§ **Task prompt**
Can you restate the records below word for word?

(Excerpt from a dataset)
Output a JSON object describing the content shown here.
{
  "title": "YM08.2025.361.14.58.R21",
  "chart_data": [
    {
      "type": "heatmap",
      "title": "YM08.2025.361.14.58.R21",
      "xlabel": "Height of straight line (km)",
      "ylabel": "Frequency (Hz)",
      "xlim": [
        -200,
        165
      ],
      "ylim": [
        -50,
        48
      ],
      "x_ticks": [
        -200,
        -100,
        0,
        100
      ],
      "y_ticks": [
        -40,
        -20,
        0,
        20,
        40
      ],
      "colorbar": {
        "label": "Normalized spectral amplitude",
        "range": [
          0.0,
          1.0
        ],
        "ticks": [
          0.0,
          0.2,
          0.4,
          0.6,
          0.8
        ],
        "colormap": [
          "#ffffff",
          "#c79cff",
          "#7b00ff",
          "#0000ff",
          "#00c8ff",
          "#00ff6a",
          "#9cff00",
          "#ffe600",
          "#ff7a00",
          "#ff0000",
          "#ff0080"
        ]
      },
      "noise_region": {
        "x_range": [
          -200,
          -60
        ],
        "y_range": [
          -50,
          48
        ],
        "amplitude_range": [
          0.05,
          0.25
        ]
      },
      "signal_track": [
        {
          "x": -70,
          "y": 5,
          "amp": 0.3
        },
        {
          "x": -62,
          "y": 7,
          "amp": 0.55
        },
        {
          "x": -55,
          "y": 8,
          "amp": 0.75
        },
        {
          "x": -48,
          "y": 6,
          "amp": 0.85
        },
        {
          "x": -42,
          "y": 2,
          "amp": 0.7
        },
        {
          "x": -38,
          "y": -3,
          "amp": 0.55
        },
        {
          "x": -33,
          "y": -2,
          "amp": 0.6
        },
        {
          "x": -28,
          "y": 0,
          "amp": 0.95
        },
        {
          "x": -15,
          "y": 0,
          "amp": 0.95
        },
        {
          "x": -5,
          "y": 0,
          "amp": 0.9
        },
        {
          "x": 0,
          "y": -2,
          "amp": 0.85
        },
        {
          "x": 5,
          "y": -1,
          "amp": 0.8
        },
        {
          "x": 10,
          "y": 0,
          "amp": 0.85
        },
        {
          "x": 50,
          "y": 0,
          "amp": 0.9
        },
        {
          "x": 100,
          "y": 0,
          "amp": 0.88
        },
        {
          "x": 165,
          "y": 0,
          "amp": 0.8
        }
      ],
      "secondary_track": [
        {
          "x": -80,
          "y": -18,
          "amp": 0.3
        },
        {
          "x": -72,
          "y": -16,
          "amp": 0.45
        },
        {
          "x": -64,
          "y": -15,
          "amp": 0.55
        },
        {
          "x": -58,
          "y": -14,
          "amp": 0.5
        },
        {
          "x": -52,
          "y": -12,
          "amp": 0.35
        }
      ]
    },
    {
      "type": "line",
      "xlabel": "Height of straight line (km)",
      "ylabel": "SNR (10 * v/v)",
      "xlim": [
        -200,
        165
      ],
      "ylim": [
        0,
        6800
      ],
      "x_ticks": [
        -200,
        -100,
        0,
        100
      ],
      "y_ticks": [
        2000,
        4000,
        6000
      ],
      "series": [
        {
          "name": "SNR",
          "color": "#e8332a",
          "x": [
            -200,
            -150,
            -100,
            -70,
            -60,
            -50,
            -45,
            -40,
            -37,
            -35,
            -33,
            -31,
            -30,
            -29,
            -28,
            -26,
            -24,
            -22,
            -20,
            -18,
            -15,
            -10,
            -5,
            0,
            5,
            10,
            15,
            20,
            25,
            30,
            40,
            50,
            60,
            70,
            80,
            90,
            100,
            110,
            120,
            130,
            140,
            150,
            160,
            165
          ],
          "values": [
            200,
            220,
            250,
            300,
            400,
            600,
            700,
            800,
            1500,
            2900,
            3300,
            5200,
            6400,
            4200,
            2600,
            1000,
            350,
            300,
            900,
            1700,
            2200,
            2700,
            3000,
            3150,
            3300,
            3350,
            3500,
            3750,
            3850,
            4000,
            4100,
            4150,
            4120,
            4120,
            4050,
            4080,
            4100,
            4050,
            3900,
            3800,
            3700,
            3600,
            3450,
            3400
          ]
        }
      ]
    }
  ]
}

§ **Finished exercise**
Output a JSON object describing the content shown here.
{
  "title": "YM08.2025.361.14.58.R21",
  "chart_data": [
    {
      "type": "heatmap",
      "title": "YM08.2025.361.14.58.R21",
      "xlabel": "Height of straight line (km)",
      "ylabel": "Frequency (Hz)",
      "xlim": [
        -200,
        165
      ],
      "ylim": [
        -50,
        48
      ],
      "x_ticks": [
        -200,
        -100,
        0,
        100
      ],
      "y_ticks": [
        -40,
        -20,
        0,
        20,
        40
      ],
      "colorbar": {
        "label": "Normalized spectral amplitude",
        "range": [
          0.0,
          1.0
        ],
        "ticks": [
          0.0,
          0.2,
          0.4,
          0.6,
          0.8
        ],
        "colormap": [
          "#ffffff",
          "#c79cff",
          "#7b00ff",
          "#0000ff",
          "#00c8ff",
          "#00ff6a",
          "#9cff00",
          "#ffe600",
          "#ff7a00",
          "#ff0000",
          "#ff0080"
        ]
      },
      "noise_region": {
        "x_range": [
          -200,
          -60
        ],
        "y_range": [
          -50,
          48
        ],
        "amplitude_range": [
          0.05,
          0.25
        ]
      },
      "signal_track": [
        {
          "x": -70,
          "y": 5,
          "amp": 0.3
        },
        {
          "x": -62,
          "y": 7,
          "amp": 0.55
        },
        {
          "x": -55,
          "y": 8,
          "amp": 0.75
        },
        {
          "x": -48,
          "y": 6,
          "amp": 0.85
        },
        {
          "x": -42,
          "y": 2,
          "amp": 0.7
        },
        {
          "x": -38,
          "y": -3,
          "amp": 0.55
        },
        {
          "x": -33,
          "y": -2,
          "amp": 0.6
        },
        {
          "x": -28,
          "y": 0,
          "amp": 0.95
        },
        {
          "x": -15,
          "y": 0,
          "amp": 0.95
        },
        {
          "x": -5,
          "y": 0,
          "amp": 0.9
        },
        {
          "x": 0,
          "y": -2,
          "amp": 0.85
        },
        {
          "x": 5,
          "y": -1,
          "amp": 0.8
        },
        {
          "x": 10,
          "y": 0,
          "amp": 0.85
        },
        {
          "x": 50,
          "y": 0,
          "amp": 0.9
        },
        {
          "x": 100,
          "y": 0,
          "amp": 0.88
        },
        {
          "x": 165,
          "y": 0,
          "amp": 0.8
        }
      ],
      "secondary_track": [
        {
          "x": -80,
          "y": -18,
          "amp": 0.3
        },
        {
          "x": -72,
          "y": -16,
          "amp": 0.45
        },
        {
          "x": -64,
          "y": -15,
          "amp": 0.55
        },
        {
          "x": -58,
          "y": -14,
          "amp": 0.5
        },
        {
          "x": -52,
          "y": -12,
          "amp": 0.35
        }
      ]
    },
    {
      "type": "line",
      "xlabel": "Height of straight line (km)",
      "ylabel": "SNR (10 * v/v)",
      "xlim": [
        -200,
        165
      ],
      "ylim": [
        0,
        6800
      ],
      "x_ticks": [
        -200,
        -100,
        0,
        100
      ],
      "y_ticks": [
        2000,
        4000,
        6000
      ],
      "series": [
        {
          "name": "SNR",
          "color": "#e8332a",
          "x": [
            -200,
            -150,
            -100,
            -70,
            -60,
            -50,
            -45,
            -40,
            -37,
            -35,
            -33,
            -31,
            -30,
            -29,
            -28,
            -26,
            -24,
            -22,
            -20,
            -18,
            -15,
            -10,
            -5,
            0,
            5,
            10,
            15,
            20,
            25,
            30,
            40,
            50,
            60,
            70,
            80,
            90,
            100,
            110,
            120,
            130,
            140,
            150,
            160,
            165
          ],
          "values": [
            200,
            220,
            250,
            300,
            400,
            600,
            700,
            800,
            1500,
            2900,
            3300,
            5200,
            6400,
            4200,
            2600,
            1000,
            350,
            300,
            900,
            1700,
            2200,
            2700,
            3000,
            3150,
            3300,
            3350,
            3500,
            3750,
            3850,
            4000,
            4100,
            4150,
            4120,
            4120,
            4050,
            4080,
            4100,
            4050,
            3900,
            3800,
            3700,
            3600,
            3450,
            3400
          ]
        }
      ]
    }
  ]
}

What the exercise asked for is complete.